## WORK TO COMPLETE:
Write out each line from the data below that includes the word "color".
··· GIVEN RECORDS
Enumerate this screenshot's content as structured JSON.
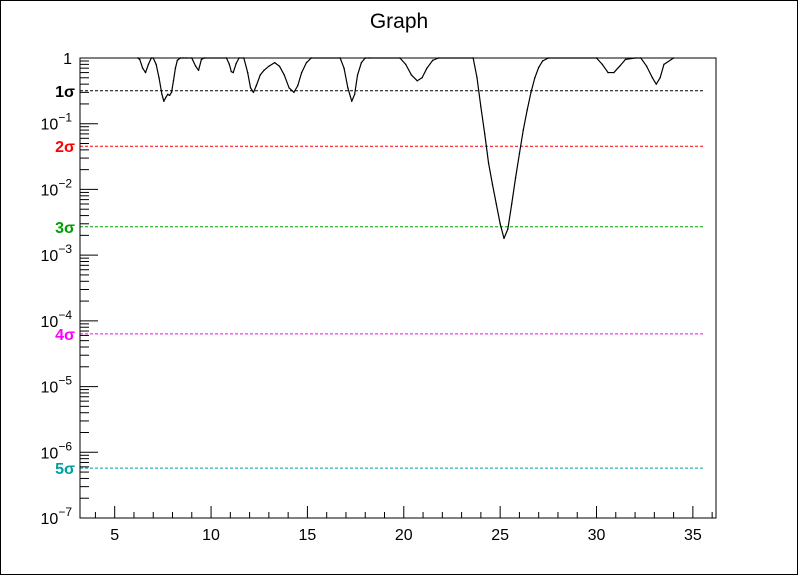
{
  "chart_data": {
    "type": "line",
    "title": "Graph",
    "xlabel": "",
    "ylabel": "",
    "xlim": [
      3.2,
      36.2
    ],
    "ylim": [
      1e-07,
      1
    ],
    "yscale": "log",
    "grid": false,
    "x_ticks": [
      {
        "value": 5,
        "label": "5"
      },
      {
        "value": 10,
        "label": "10"
      },
      {
        "value": 15,
        "label": "15"
      },
      {
        "value": 20,
        "label": "20"
      },
      {
        "value": 25,
        "label": "25"
      },
      {
        "value": 30,
        "label": "30"
      },
      {
        "value": 35,
        "label": "35"
      }
    ],
    "y_ticks": [
      {
        "value": 1,
        "base": "1",
        "exp": ""
      },
      {
        "value": 0.1,
        "base": "10",
        "exp": "−1"
      },
      {
        "value": 0.01,
        "base": "10",
        "exp": "−2"
      },
      {
        "value": 0.001,
        "base": "10",
        "exp": "−3"
      },
      {
        "value": 0.0001,
        "base": "10",
        "exp": "−4"
      },
      {
        "value": 1e-05,
        "base": "10",
        "exp": "−5"
      },
      {
        "value": 1e-06,
        "base": "10",
        "exp": "−6"
      },
      {
        "value": 1e-07,
        "base": "10",
        "exp": "−7"
      }
    ],
    "series": [
      {
        "color": "#000000",
        "x": [
          6.2,
          6.3,
          6.45,
          6.6,
          6.75,
          6.9,
          7.0,
          7.15,
          7.3,
          7.45,
          7.55,
          7.65,
          7.75,
          7.85,
          7.95,
          8.05,
          8.15,
          8.25,
          8.4,
          8.55,
          8.7,
          9.0,
          9.2,
          9.35,
          9.5,
          9.65,
          10.8,
          10.95,
          11.05,
          11.15,
          11.3,
          11.45,
          11.7,
          11.9,
          12.05,
          12.2,
          12.35,
          12.55,
          12.75,
          13.0,
          13.3,
          13.55,
          13.8,
          14.05,
          14.3,
          14.5,
          14.7,
          14.95,
          15.2,
          16.7,
          16.9,
          17.1,
          17.3,
          17.45,
          17.6,
          17.8,
          18.0,
          18.2,
          19.8,
          20.1,
          20.4,
          20.7,
          20.95,
          21.2,
          21.5,
          21.8,
          23.6,
          23.8,
          24.0,
          24.2,
          24.4,
          24.6,
          24.8,
          25.0,
          25.2,
          25.4,
          25.6,
          25.8,
          26.0,
          26.2,
          26.4,
          26.6,
          26.8,
          27.0,
          27.2,
          27.5,
          30.0,
          30.3,
          30.6,
          30.9,
          31.2,
          31.5,
          32.0,
          32.3,
          32.6,
          32.9,
          33.1,
          33.3,
          33.5,
          34.0
        ],
        "y": [
          1.0,
          0.95,
          0.7,
          0.6,
          0.8,
          1.0,
          1.0,
          0.8,
          0.5,
          0.28,
          0.22,
          0.25,
          0.28,
          0.27,
          0.3,
          0.45,
          0.7,
          0.92,
          1.0,
          1.0,
          1.0,
          1.0,
          0.75,
          0.65,
          0.95,
          1.0,
          1.0,
          0.8,
          0.62,
          0.6,
          0.82,
          1.0,
          1.0,
          0.6,
          0.35,
          0.3,
          0.38,
          0.55,
          0.65,
          0.75,
          0.85,
          0.75,
          0.55,
          0.35,
          0.3,
          0.38,
          0.6,
          0.85,
          1.0,
          1.0,
          0.7,
          0.35,
          0.22,
          0.28,
          0.55,
          0.85,
          1.0,
          1.0,
          1.0,
          0.8,
          0.55,
          0.45,
          0.5,
          0.7,
          0.92,
          1.0,
          1.0,
          0.5,
          0.18,
          0.07,
          0.025,
          0.012,
          0.006,
          0.003,
          0.0018,
          0.0025,
          0.006,
          0.015,
          0.035,
          0.08,
          0.16,
          0.3,
          0.5,
          0.72,
          0.9,
          1.0,
          1.0,
          0.8,
          0.6,
          0.6,
          0.75,
          0.95,
          1.0,
          1.0,
          0.75,
          0.5,
          0.4,
          0.5,
          0.8,
          1.0
        ]
      }
    ],
    "sigma_lines": [
      {
        "label": "1σ",
        "value": 0.3173,
        "color": "#000000"
      },
      {
        "label": "2σ",
        "value": 0.0455,
        "color": "#ff0000"
      },
      {
        "label": "3σ",
        "value": 0.0027,
        "color": "#00a000"
      },
      {
        "label": "4σ",
        "value": 6.33e-05,
        "color": "#ff00ff"
      },
      {
        "label": "5σ",
        "value": 5.73e-07,
        "color": "#00a0a0"
      }
    ]
  }
}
······
## EXERCISE RESULT:
        "color": "#000000",
        "color": "#000000"
        "color": "#ff0000"
        "color": "#00a000"
        "color": "#ff00ff"
        "color": "#00a0a0"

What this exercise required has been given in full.